What needs to be done ▸
Search the listing below for the string "this" and show each line that contains it.

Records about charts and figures
····················

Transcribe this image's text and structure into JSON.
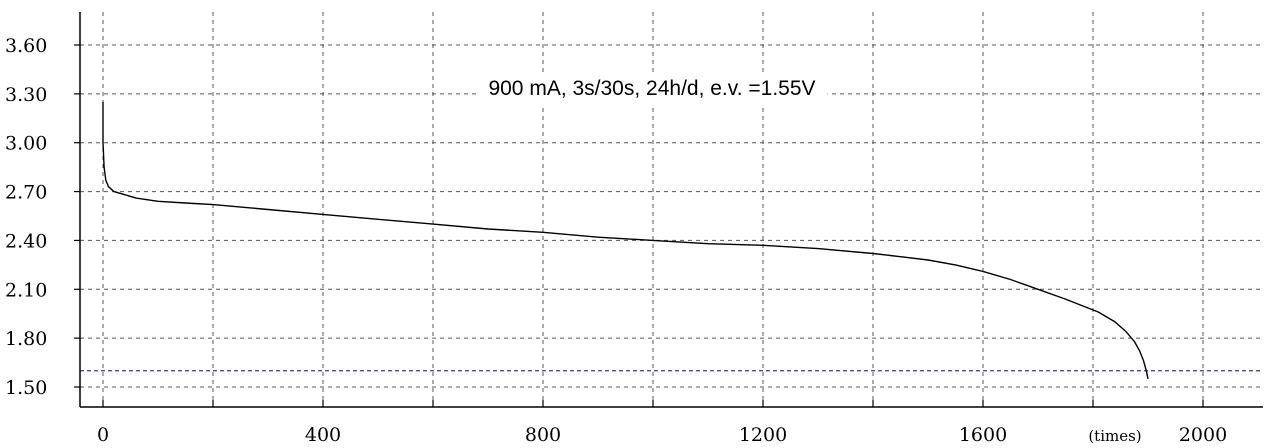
{
  "chart_data": {
    "type": "line",
    "title": "900 mA, 3s/30s, 24h/d, e.v. =1.55V",
    "x_unit": "(times)",
    "xlim": [
      0,
      2090
    ],
    "ylim": [
      1.45,
      3.78
    ],
    "x_ticks": [
      "0",
      "400",
      "800",
      "1200",
      "1600",
      "2000"
    ],
    "y_ticks": [
      "1.50",
      "1.80",
      "2.10",
      "2.40",
      "2.70",
      "3.00",
      "3.30",
      "3.60"
    ],
    "grid": true,
    "reference_line": {
      "y": 1.6,
      "color": "#2b3f8c"
    },
    "series": [
      {
        "color": "#000000",
        "x": [
          0,
          0,
          2,
          5,
          10,
          20,
          40,
          60,
          100,
          150,
          200,
          300,
          400,
          500,
          600,
          700,
          800,
          900,
          1000,
          1100,
          1200,
          1300,
          1400,
          1450,
          1500,
          1550,
          1600,
          1650,
          1700,
          1750,
          1780,
          1810,
          1840,
          1860,
          1875,
          1885,
          1892,
          1897,
          1900
        ],
        "y": [
          3.25,
          3.0,
          2.85,
          2.77,
          2.73,
          2.7,
          2.68,
          2.66,
          2.64,
          2.63,
          2.62,
          2.59,
          2.56,
          2.53,
          2.5,
          2.47,
          2.45,
          2.42,
          2.4,
          2.38,
          2.37,
          2.35,
          2.32,
          2.3,
          2.28,
          2.25,
          2.21,
          2.16,
          2.1,
          2.04,
          2.0,
          1.96,
          1.9,
          1.84,
          1.78,
          1.72,
          1.66,
          1.6,
          1.55
        ]
      }
    ]
  }
}
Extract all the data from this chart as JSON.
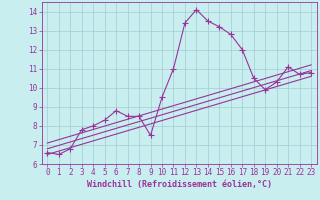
{
  "xlabel": "Windchill (Refroidissement éolien,°C)",
  "bg_color": "#c8eef0",
  "grid_color": "#b0d8dc",
  "line_color": "#993399",
  "xlim": [
    -0.5,
    23.5
  ],
  "ylim": [
    6.0,
    14.5
  ],
  "yticks": [
    6,
    7,
    8,
    9,
    10,
    11,
    12,
    13,
    14
  ],
  "xticks": [
    0,
    1,
    2,
    3,
    4,
    5,
    6,
    7,
    8,
    9,
    10,
    11,
    12,
    13,
    14,
    15,
    16,
    17,
    18,
    19,
    20,
    21,
    22,
    23
  ],
  "series1_x": [
    0,
    1,
    2,
    3,
    4,
    5,
    6,
    7,
    8,
    9,
    10,
    11,
    12,
    13,
    14,
    15,
    16,
    17,
    18,
    19,
    20,
    21,
    22,
    23
  ],
  "series1_y": [
    6.6,
    6.5,
    6.8,
    7.8,
    8.0,
    8.3,
    8.8,
    8.5,
    8.5,
    7.5,
    9.5,
    11.0,
    13.4,
    14.1,
    13.5,
    13.2,
    12.8,
    12.0,
    10.5,
    9.9,
    10.3,
    11.1,
    10.7,
    10.8
  ],
  "series2_x": [
    0,
    23
  ],
  "series2_y": [
    6.5,
    10.6
  ],
  "series3_x": [
    0,
    23
  ],
  "series3_y": [
    6.8,
    10.9
  ],
  "series4_x": [
    0,
    23
  ],
  "series4_y": [
    7.1,
    11.2
  ],
  "marker": "+",
  "marker_size": 4,
  "linewidth": 0.8,
  "tick_fontsize": 5.5,
  "label_fontsize": 6.0
}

····················

Correct response ▸
Transcribe this image's text and structure into JSON.
Extract all the data from this chart as JSON.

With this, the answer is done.